STATED TASK: Leaving out all images, write out the records that follow exactly.

RECORDS TO USE:
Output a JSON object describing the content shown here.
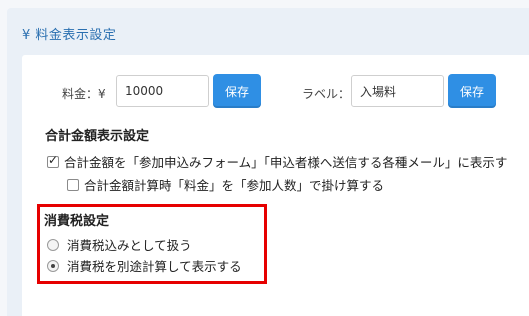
{
  "section": {
    "title": "¥ 料金表示設定"
  },
  "price": {
    "label": "料金：¥",
    "value": "10000",
    "save_label": "保存"
  },
  "label_field": {
    "label": "ラベル：",
    "value": "入場料",
    "save_label": "保存"
  },
  "total": {
    "heading": "合計金額表示設定",
    "show_total_label": "合計金額を「参加申込みフォーム」「申込者様へ送信する各種メール」に表示す",
    "show_total_checked": true,
    "multiply_label": "合計金額計算時「料金」を「参加人数」で掛け算する",
    "multiply_checked": false
  },
  "tax": {
    "heading": "消費税設定",
    "options": [
      {
        "label": "消費税込みとして扱う",
        "selected": false
      },
      {
        "label": "消費税を別途計算して表示する",
        "selected": true
      }
    ]
  },
  "colors": {
    "accent": "#2f8fe4",
    "title": "#2a6fb0",
    "highlight": "#e60000"
  }
}
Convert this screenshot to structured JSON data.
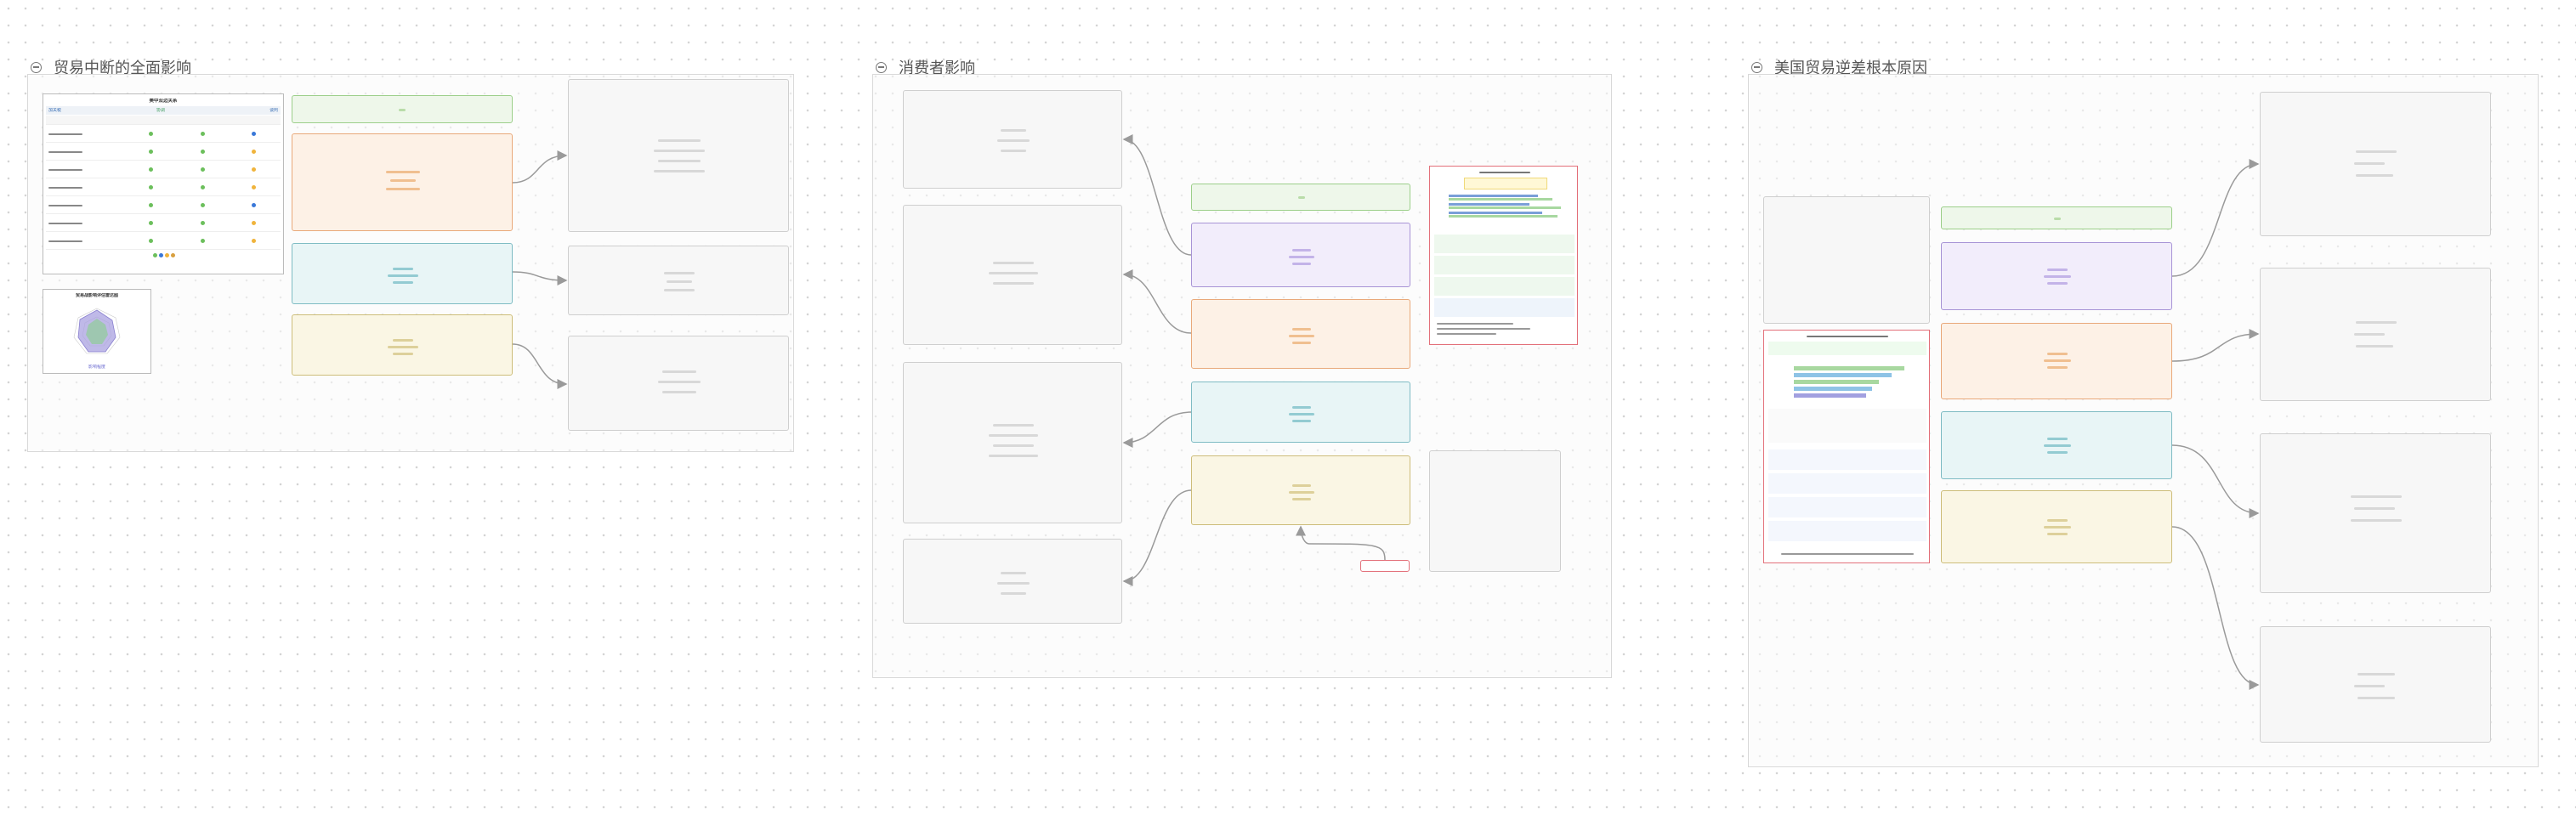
{
  "groups": [
    {
      "id": "g1",
      "title": "贸易中断的全面影响"
    },
    {
      "id": "g2",
      "title": "消费者影响"
    },
    {
      "id": "g3",
      "title": "美国贸易逆差根本原因"
    }
  ],
  "doc1": {
    "title": "美中双边关系",
    "sub_left": "加关税",
    "sub_mid": "协调",
    "sub_right": "谈判"
  },
  "radar": {
    "title": "贸易战影响评估雷达图",
    "legend": "影响程度"
  },
  "small_node_text": "小"
}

RESULT:
Output a JSON object describing the content shown here.
{
  "section": {
    "title": "¥ 料金表示設定"
  },
  "price": {
    "label": "料金：¥",
    "value": "10000",
    "save_label": "保存"
  },
  "label_field": {
    "label": "ラベル：",
    "value": "入場料",
    "save_label": "保存"
  },
  "total": {
    "heading": "合計金額表示設定",
    "show_total_label": "合計金額を「参加申込みフォーム」「申込者様へ送信する各種メール」に表示す",
    "show_total_checked": true,
    "multiply_label": "合計金額計算時「料金」を「参加人数」で掛け算する",
    "multiply_checked": false
  },
  "tax": {
    "heading": "消費税設定",
    "options": [
      {
        "label": "消費税込みとして扱う",
        "selected": false
      },
      {
        "label": "消費税を別途計算して表示する",
        "selected": true
      }
    ]
  },
  "colors": {
    "accent": "#2f8fe4",
    "title": "#2a6fb0",
    "highlight": "#e60000"
  }
}
Convert this screenshot to structured JSON data.
{
  "groups": [
    {
      "id": "g1",
      "title": "贸易中断的全面影响"
    },
    {
      "id": "g2",
      "title": "消费者影响"
    },
    {
      "id": "g3",
      "title": "美国贸易逆差根本原因"
    }
  ],
  "doc1": {
    "title": "美中双边关系",
    "sub_left": "加关税",
    "sub_mid": "协调",
    "sub_right": "谈判"
  },
  "radar": {
    "title": "贸易战影响评估雷达图",
    "legend": "影响程度"
  },
  "small_node_text": "小"
}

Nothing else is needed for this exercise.